Raw records

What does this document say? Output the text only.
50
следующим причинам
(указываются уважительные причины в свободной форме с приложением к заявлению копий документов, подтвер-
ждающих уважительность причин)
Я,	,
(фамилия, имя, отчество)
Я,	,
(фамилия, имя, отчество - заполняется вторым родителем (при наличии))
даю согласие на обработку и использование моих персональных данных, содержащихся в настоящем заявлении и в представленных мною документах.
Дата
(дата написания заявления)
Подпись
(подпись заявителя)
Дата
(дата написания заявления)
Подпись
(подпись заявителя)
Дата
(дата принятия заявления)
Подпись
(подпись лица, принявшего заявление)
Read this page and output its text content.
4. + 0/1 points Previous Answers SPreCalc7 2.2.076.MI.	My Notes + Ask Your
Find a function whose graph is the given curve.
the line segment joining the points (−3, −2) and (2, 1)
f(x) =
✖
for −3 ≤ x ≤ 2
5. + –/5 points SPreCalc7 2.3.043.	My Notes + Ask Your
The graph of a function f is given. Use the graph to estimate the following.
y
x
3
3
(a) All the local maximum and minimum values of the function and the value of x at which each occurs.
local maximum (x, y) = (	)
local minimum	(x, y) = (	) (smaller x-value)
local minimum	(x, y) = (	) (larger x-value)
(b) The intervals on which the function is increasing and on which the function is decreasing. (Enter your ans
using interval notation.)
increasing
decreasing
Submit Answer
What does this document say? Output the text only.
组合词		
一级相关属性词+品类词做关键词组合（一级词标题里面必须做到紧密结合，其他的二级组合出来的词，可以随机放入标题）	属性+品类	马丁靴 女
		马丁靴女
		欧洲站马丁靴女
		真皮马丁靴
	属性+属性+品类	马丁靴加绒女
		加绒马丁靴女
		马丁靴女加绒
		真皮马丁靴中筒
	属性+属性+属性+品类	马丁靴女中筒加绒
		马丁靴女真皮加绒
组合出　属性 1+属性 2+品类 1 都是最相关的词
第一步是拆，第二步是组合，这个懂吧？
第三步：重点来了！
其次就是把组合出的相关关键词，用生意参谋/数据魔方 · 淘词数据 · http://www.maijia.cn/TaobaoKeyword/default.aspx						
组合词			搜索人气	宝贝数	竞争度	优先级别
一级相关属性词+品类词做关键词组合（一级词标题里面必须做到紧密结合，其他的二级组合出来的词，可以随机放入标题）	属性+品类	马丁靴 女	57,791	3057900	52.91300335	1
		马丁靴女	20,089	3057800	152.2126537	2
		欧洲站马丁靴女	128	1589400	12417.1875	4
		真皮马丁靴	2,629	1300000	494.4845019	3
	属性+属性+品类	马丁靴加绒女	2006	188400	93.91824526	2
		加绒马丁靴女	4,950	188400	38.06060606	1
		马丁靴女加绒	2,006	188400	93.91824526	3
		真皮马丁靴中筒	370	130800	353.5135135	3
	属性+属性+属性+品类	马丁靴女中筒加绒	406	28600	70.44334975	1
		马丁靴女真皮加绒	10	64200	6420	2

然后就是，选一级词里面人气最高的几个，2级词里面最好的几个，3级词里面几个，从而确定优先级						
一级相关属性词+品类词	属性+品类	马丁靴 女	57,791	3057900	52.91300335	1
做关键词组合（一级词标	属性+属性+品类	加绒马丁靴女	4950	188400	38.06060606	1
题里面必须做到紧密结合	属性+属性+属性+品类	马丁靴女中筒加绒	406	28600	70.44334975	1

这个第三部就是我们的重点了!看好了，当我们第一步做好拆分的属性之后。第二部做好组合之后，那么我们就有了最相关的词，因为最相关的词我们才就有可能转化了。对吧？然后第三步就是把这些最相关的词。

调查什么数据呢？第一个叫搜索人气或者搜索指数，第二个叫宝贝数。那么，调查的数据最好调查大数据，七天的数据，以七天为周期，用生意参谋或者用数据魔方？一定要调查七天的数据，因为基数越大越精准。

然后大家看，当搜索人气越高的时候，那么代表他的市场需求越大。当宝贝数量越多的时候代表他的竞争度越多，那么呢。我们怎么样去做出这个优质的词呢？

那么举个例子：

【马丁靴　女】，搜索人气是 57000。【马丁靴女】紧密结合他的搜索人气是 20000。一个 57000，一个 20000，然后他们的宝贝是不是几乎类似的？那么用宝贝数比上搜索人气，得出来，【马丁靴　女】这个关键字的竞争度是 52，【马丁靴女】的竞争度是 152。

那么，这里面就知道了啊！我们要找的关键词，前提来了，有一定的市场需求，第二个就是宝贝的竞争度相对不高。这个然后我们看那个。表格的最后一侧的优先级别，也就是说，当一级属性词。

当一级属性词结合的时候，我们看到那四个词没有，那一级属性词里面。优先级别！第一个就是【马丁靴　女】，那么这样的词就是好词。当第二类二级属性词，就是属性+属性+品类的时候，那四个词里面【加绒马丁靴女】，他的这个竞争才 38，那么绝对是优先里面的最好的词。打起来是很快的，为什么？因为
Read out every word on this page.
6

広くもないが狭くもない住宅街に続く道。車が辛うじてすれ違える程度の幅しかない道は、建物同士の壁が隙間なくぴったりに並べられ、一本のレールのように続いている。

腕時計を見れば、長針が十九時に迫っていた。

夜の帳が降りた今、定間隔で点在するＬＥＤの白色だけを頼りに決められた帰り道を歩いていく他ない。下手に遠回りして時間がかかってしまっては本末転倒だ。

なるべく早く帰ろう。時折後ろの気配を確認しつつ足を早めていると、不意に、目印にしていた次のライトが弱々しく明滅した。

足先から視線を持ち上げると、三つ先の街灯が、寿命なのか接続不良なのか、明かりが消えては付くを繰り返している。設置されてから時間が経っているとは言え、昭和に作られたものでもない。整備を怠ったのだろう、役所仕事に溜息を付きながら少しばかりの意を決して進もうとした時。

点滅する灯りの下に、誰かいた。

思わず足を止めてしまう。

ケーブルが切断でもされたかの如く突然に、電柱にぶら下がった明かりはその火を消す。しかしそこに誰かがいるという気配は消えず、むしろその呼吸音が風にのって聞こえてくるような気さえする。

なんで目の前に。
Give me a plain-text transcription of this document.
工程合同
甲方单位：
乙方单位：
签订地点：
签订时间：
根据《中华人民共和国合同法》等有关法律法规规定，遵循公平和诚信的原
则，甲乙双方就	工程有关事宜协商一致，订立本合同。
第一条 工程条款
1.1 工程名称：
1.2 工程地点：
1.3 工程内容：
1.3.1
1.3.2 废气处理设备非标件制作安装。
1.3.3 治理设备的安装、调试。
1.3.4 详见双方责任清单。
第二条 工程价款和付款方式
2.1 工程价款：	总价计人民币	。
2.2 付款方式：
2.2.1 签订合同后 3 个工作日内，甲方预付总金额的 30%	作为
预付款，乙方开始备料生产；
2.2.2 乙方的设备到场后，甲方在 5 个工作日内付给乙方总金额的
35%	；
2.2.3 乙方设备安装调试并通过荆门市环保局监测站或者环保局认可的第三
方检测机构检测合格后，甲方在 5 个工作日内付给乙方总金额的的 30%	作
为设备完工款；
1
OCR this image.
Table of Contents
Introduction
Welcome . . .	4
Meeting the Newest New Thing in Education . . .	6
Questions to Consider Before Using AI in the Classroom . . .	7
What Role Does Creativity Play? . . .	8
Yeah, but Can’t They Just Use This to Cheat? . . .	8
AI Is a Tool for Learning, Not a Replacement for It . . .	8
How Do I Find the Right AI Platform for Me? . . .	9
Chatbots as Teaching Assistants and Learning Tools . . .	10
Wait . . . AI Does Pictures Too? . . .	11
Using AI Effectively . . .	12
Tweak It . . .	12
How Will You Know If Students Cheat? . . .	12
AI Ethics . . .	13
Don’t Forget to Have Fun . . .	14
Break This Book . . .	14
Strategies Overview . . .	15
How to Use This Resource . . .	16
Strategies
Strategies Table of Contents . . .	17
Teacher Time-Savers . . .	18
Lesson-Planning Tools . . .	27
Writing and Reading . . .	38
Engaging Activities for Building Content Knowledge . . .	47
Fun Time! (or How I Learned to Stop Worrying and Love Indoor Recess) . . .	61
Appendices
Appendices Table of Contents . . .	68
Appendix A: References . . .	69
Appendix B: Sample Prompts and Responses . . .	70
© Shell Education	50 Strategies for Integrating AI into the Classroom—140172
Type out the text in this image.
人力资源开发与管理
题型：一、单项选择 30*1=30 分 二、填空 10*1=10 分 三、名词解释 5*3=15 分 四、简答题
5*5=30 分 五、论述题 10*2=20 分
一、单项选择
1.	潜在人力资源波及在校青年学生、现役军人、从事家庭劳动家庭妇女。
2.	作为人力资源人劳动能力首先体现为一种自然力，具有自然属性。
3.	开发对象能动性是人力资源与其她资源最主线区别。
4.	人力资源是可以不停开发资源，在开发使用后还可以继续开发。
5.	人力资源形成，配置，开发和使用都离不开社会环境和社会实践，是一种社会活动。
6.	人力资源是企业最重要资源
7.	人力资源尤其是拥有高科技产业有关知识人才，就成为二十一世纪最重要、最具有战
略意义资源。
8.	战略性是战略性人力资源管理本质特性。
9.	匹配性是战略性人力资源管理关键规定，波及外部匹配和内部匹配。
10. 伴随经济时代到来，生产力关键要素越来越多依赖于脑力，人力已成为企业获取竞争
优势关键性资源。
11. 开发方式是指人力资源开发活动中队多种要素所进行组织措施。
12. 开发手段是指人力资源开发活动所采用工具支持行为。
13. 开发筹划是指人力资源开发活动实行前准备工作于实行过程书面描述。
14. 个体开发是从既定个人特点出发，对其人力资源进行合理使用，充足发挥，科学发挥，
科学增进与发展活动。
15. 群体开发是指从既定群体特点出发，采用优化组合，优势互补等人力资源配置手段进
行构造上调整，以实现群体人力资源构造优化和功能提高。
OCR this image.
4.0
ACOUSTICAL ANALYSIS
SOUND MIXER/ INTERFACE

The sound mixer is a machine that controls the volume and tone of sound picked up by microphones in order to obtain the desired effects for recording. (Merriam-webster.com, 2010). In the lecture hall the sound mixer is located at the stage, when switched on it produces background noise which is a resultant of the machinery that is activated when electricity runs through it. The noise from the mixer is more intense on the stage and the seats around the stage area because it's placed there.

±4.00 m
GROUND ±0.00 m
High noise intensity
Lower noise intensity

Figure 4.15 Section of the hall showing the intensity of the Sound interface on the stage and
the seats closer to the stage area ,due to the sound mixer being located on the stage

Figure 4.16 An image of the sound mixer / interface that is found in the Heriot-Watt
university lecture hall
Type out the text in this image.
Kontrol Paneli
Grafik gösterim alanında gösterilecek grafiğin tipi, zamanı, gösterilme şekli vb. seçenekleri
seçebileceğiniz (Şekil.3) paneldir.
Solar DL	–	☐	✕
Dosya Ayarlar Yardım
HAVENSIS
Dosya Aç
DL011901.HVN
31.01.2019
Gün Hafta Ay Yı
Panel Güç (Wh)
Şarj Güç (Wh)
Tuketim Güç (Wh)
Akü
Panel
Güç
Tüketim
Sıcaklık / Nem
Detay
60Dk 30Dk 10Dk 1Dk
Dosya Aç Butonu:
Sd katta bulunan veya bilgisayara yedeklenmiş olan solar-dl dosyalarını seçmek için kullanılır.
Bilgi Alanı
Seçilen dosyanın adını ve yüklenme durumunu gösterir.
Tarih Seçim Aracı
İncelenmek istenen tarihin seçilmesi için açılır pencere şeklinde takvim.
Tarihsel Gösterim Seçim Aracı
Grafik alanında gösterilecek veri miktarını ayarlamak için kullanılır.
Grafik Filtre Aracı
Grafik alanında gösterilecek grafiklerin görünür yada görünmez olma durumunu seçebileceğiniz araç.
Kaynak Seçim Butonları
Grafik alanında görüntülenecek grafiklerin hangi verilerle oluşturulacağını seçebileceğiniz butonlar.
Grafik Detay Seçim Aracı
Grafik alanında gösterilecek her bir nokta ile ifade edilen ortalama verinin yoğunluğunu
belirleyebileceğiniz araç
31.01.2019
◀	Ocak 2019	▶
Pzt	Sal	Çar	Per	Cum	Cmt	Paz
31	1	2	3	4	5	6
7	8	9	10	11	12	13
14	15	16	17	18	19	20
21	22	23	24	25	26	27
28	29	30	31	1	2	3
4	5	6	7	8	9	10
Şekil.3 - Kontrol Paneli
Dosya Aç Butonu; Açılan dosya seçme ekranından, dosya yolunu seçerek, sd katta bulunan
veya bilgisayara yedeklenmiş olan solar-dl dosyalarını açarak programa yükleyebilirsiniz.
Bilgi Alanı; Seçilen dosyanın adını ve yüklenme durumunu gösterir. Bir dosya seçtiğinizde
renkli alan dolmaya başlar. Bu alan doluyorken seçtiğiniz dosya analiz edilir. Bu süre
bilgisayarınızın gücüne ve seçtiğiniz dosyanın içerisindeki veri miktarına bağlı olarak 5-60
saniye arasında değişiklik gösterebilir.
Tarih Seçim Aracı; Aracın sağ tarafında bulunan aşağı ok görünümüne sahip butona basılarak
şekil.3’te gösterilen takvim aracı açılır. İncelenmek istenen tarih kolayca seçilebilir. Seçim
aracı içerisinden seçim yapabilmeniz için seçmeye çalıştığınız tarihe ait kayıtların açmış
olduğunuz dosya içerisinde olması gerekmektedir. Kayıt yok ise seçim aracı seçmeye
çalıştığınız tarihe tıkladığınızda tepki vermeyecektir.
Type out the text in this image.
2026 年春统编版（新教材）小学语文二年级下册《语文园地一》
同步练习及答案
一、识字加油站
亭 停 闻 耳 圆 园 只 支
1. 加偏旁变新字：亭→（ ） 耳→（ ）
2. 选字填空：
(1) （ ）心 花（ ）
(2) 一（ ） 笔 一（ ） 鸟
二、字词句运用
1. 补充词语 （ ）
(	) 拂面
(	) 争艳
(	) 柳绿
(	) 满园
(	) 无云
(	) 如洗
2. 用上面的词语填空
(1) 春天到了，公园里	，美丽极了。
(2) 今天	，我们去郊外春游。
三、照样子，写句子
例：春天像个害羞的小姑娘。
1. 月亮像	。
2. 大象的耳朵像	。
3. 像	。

WHAT YOU WILL DO =
Each line above that includes "可以随机放入标题" should be shown.

RESULT =
一级相关属性词+品类词做关键词组合（一级词标题里面必须做到紧密结合，其他的二级组合出来的词，可以随机放入标题）	属性+品类	马丁靴 女
一级相关属性词+品类词做关键词组合（一级词标题里面必须做到紧密结合，其他的二级组合出来的词，可以随机放入标题）	属性+品类	马丁靴 女	57,791	3057900	52.91300335	1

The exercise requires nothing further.